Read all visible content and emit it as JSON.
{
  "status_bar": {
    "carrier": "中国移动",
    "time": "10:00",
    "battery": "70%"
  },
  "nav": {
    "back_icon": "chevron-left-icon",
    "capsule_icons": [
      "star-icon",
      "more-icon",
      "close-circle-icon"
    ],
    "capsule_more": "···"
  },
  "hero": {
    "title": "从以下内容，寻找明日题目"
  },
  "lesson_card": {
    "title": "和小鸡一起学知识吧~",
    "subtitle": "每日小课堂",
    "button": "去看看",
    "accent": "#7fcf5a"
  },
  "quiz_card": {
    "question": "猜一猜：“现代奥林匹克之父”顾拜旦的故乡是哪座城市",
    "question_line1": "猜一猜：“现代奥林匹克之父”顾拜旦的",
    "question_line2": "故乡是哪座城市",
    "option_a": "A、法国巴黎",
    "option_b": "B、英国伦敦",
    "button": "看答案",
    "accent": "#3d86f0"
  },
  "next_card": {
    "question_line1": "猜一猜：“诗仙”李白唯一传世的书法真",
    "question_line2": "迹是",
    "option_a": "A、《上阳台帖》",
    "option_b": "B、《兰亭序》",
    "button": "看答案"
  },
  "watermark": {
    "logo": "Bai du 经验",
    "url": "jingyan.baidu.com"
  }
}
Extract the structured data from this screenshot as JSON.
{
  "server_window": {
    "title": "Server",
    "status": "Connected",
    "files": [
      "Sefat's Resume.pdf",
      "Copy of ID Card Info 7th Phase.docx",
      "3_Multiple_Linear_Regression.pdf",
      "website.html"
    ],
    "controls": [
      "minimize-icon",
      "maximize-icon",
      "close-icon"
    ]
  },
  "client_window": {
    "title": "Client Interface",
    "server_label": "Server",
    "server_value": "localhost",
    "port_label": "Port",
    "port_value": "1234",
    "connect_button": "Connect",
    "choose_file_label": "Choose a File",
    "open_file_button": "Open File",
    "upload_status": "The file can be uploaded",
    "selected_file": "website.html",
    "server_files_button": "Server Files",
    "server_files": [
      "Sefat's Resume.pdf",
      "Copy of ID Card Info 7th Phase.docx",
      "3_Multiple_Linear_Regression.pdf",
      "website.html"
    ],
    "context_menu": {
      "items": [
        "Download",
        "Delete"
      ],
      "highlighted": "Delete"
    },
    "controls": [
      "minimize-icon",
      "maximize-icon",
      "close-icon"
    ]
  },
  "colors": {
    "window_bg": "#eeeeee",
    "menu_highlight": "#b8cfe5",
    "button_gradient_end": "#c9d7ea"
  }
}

━━━━━━

Written problem: Return the whole listing exactly.

Worked solution:
Read all visible content and emit it as JSON.
{
  "status_bar": {
    "carrier": "中国移动",
    "time": "10:00",
    "battery": "70%"
  },
  "nav": {
    "back_icon": "chevron-left-icon",
    "capsule_icons": [
      "star-icon",
      "more-icon",
      "close-circle-icon"
    ],
    "capsule_more": "···"
  },
  "hero": {
    "title": "从以下内容，寻找明日题目"
  },
  "lesson_card": {
    "title": "和小鸡一起学知识吧~",
    "subtitle": "每日小课堂",
    "button": "去看看",
    "accent": "#7fcf5a"
  },
  "quiz_card": {
    "question": "猜一猜：“现代奥林匹克之父”顾拜旦的故乡是哪座城市",
    "question_line1": "猜一猜：“现代奥林匹克之父”顾拜旦的",
    "question_line2": "故乡是哪座城市",
    "option_a": "A、法国巴黎",
    "option_b": "B、英国伦敦",
    "button": "看答案",
    "accent": "#3d86f0"
  },
  "next_card": {
    "question_line1": "猜一猜：“诗仙”李白唯一传世的书法真",
    "question_line2": "迹是",
    "option_a": "A、《上阳台帖》",
    "option_b": "B、《兰亭序》",
    "button": "看答案"
  },
  "watermark": {
    "logo": "Bai du 经验",
    "url": "jingyan.baidu.com"
  }
}
Extract the structured data from this screenshot as JSON.
{
  "server_window": {
    "title": "Server",
    "status": "Connected",
    "files": [
      "Sefat's Resume.pdf",
      "Copy of ID Card Info 7th Phase.docx",
      "3_Multiple_Linear_Regression.pdf",
      "website.html"
    ],
    "controls": [
      "minimize-icon",
      "maximize-icon",
      "close-icon"
    ]
  },
  "client_window": {
    "title": "Client Interface",
    "server_label": "Server",
    "server_value": "localhost",
    "port_label": "Port",
    "port_value": "1234",
    "connect_button": "Connect",
    "choose_file_label": "Choose a File",
    "open_file_button": "Open File",
    "upload_status": "The file can be uploaded",
    "selected_file": "website.html",
    "server_files_button": "Server Files",
    "server_files": [
      "Sefat's Resume.pdf",
      "Copy of ID Card Info 7th Phase.docx",
      "3_Multiple_Linear_Regression.pdf",
      "website.html"
    ],
    "context_menu": {
      "items": [
        "Download",
        "Delete"
      ],
      "highlighted": "Delete"
    },
    "controls": [
      "minimize-icon",
      "maximize-icon",
      "close-icon"
    ]
  },
  "colors": {
    "window_bg": "#eeeeee",
    "menu_highlight": "#b8cfe5",
    "button_gradient_end": "#c9d7ea"
  }
}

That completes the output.